((

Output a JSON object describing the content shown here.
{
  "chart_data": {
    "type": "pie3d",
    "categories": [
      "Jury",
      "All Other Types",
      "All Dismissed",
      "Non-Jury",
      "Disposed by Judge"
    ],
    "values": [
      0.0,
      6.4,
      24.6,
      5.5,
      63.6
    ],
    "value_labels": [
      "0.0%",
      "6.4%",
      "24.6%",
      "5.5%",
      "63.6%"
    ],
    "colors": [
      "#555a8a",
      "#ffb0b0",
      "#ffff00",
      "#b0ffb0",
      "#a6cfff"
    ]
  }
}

))
((

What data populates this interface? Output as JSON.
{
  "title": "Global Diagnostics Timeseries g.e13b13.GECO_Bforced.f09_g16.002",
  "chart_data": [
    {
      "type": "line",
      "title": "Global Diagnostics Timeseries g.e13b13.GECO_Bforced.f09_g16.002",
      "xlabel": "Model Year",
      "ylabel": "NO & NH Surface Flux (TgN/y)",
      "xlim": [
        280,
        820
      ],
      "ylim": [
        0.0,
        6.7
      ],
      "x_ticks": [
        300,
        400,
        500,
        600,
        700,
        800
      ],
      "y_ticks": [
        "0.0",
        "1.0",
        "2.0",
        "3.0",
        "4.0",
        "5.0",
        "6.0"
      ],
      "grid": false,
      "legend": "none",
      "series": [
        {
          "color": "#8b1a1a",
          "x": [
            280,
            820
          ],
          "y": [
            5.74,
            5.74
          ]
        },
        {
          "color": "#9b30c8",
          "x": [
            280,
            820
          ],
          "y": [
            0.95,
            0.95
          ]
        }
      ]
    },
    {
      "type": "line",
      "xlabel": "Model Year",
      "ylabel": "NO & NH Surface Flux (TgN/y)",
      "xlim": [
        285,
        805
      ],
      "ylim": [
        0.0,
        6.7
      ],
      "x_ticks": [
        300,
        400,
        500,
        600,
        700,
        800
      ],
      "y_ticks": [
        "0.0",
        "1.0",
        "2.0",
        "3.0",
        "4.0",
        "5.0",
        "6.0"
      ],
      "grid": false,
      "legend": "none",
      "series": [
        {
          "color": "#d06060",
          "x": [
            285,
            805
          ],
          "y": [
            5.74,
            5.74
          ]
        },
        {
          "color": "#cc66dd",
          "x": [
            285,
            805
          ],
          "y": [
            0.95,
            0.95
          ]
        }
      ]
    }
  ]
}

))
((

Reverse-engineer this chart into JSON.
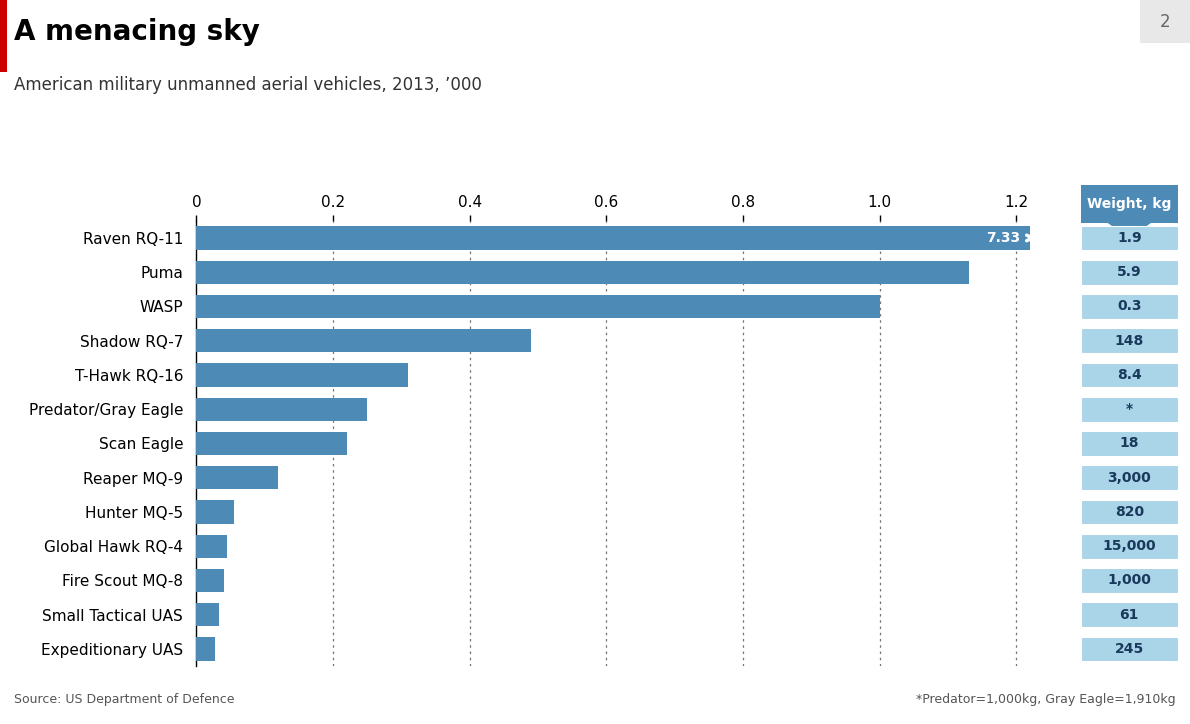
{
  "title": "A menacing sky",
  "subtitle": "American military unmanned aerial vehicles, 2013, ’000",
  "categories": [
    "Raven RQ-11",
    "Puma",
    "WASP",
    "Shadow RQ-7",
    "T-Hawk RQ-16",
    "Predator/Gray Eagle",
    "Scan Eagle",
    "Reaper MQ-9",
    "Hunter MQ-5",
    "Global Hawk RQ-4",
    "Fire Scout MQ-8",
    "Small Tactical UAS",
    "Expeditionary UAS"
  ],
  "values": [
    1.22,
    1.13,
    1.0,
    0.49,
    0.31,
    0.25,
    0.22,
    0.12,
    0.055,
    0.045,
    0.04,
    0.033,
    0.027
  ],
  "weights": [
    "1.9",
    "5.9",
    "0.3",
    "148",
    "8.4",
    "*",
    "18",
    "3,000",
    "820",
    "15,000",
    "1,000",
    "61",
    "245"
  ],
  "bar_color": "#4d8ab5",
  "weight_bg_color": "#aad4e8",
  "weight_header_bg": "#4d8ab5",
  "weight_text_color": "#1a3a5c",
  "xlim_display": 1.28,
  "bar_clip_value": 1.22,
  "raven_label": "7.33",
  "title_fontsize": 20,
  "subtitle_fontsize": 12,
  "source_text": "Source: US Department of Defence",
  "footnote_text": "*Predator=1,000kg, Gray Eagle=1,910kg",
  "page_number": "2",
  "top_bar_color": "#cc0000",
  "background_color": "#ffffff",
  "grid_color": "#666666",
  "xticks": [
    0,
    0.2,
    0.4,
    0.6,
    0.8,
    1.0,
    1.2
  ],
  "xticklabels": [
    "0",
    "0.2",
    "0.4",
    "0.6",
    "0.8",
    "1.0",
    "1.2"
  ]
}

))

--- Problem to work on ---
Show the lines of the records that include the string "Timeseries".

--- Output for this exercise ---
  "title": "Global Diagnostics Timeseries g.e13b13.GECO_Bforced.f09_g16.002",
      "title": "Global Diagnostics Timeseries g.e13b13.GECO_Bforced.f09_g16.002",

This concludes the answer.